Job: For each line of the data below that holds "York", copy the line.

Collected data

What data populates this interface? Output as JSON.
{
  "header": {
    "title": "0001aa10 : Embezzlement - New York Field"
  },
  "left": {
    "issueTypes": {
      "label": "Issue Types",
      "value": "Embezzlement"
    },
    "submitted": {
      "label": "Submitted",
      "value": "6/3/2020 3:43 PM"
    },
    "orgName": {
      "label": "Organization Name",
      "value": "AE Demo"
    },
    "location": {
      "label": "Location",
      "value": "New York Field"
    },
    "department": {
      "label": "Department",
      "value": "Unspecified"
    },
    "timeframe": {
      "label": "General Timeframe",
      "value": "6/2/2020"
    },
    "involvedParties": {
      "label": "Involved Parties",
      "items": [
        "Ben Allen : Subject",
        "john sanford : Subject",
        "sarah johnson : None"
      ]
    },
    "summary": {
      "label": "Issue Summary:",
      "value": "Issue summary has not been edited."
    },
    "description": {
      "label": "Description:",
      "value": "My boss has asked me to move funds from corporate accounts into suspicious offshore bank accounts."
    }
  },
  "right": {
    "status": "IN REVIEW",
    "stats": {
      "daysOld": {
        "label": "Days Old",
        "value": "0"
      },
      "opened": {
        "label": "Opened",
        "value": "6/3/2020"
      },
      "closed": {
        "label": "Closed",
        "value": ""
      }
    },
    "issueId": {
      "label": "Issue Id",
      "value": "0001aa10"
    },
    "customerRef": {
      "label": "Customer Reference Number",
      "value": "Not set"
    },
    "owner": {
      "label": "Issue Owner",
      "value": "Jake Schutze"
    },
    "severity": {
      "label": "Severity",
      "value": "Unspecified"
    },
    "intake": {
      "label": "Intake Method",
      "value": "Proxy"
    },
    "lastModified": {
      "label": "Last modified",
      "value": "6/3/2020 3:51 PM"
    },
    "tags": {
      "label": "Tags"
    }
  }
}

---

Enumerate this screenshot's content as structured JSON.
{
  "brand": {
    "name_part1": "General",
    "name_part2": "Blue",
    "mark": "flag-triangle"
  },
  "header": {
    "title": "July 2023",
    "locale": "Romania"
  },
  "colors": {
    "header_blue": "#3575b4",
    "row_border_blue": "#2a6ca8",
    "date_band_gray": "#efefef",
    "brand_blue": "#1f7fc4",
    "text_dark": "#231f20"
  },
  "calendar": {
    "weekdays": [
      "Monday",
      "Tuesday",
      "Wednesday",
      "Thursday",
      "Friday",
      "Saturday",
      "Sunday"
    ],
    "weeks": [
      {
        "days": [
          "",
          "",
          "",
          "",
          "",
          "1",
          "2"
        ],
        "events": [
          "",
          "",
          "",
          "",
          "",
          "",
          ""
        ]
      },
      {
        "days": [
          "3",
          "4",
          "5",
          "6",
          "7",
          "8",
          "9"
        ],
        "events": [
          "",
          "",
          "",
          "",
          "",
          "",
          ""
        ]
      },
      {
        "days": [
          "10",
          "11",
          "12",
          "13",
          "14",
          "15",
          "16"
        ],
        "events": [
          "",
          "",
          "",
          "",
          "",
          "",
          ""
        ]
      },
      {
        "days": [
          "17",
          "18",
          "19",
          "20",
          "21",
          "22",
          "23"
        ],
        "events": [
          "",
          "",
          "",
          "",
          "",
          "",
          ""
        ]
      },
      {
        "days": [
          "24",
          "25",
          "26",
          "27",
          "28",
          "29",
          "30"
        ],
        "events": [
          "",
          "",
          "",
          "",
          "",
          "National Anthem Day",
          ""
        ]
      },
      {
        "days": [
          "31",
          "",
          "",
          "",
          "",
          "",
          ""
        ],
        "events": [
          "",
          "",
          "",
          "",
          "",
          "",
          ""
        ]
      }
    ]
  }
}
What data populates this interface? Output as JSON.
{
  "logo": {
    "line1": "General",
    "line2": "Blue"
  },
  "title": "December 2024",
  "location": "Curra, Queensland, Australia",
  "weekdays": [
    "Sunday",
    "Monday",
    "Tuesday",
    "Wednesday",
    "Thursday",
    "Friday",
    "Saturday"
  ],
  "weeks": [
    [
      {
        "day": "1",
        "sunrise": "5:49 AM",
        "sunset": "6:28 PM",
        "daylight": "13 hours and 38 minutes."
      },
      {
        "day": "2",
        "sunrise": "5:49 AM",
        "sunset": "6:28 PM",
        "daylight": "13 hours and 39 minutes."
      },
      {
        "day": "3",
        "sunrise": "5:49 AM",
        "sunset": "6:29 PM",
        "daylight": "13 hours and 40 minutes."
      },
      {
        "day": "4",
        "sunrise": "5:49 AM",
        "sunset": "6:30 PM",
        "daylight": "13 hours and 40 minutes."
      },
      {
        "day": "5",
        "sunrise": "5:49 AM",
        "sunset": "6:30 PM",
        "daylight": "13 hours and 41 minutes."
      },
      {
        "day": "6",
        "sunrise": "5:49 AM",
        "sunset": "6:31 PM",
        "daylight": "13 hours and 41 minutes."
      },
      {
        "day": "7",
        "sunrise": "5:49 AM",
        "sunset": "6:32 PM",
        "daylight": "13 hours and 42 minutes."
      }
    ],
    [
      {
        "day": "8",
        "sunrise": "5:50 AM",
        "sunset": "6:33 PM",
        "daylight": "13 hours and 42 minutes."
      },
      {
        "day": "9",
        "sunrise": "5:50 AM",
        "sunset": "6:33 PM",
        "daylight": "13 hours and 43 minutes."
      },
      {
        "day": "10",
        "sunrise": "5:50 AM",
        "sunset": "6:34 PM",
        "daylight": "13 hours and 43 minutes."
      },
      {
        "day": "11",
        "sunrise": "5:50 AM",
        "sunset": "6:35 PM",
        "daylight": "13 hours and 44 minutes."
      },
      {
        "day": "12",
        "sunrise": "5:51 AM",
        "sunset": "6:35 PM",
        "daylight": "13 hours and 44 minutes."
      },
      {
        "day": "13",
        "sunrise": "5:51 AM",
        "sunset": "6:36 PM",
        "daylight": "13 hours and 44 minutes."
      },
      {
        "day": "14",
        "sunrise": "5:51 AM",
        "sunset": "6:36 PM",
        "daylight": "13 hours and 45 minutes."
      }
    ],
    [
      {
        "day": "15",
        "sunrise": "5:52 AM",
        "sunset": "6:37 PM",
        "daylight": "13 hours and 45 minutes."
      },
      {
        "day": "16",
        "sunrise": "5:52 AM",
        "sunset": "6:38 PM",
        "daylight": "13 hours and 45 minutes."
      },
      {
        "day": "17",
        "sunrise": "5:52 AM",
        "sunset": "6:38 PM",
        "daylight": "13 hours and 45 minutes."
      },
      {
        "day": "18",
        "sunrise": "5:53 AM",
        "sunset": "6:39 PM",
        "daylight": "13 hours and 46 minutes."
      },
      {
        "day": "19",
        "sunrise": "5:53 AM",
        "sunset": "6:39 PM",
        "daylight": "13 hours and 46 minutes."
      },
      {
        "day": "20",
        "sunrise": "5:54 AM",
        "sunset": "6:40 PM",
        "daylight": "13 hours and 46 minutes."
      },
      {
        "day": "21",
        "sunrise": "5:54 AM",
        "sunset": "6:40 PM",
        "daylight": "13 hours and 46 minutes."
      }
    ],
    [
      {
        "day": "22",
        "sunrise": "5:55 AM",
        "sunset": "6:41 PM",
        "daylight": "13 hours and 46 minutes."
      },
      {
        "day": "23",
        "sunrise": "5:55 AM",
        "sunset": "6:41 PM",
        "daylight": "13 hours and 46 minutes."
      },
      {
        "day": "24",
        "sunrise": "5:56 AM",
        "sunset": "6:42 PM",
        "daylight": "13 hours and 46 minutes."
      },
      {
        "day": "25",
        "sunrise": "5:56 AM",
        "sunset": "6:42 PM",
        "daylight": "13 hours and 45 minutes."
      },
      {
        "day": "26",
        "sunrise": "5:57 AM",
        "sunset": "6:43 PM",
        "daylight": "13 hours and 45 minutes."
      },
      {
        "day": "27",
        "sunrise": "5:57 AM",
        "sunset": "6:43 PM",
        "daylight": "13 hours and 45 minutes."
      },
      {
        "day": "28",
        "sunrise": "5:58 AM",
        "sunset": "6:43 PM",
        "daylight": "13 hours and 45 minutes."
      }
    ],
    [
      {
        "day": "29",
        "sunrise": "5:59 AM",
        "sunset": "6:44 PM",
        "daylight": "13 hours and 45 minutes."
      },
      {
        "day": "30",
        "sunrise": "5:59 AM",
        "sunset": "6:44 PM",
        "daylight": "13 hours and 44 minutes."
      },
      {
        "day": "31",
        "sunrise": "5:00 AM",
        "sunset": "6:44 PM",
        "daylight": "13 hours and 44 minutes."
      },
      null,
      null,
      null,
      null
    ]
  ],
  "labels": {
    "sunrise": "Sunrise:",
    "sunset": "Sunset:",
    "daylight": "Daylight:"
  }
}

Solution for this exercise:
    "title": "0001aa10 : Embezzlement - New York Field"
      "value": "New York Field"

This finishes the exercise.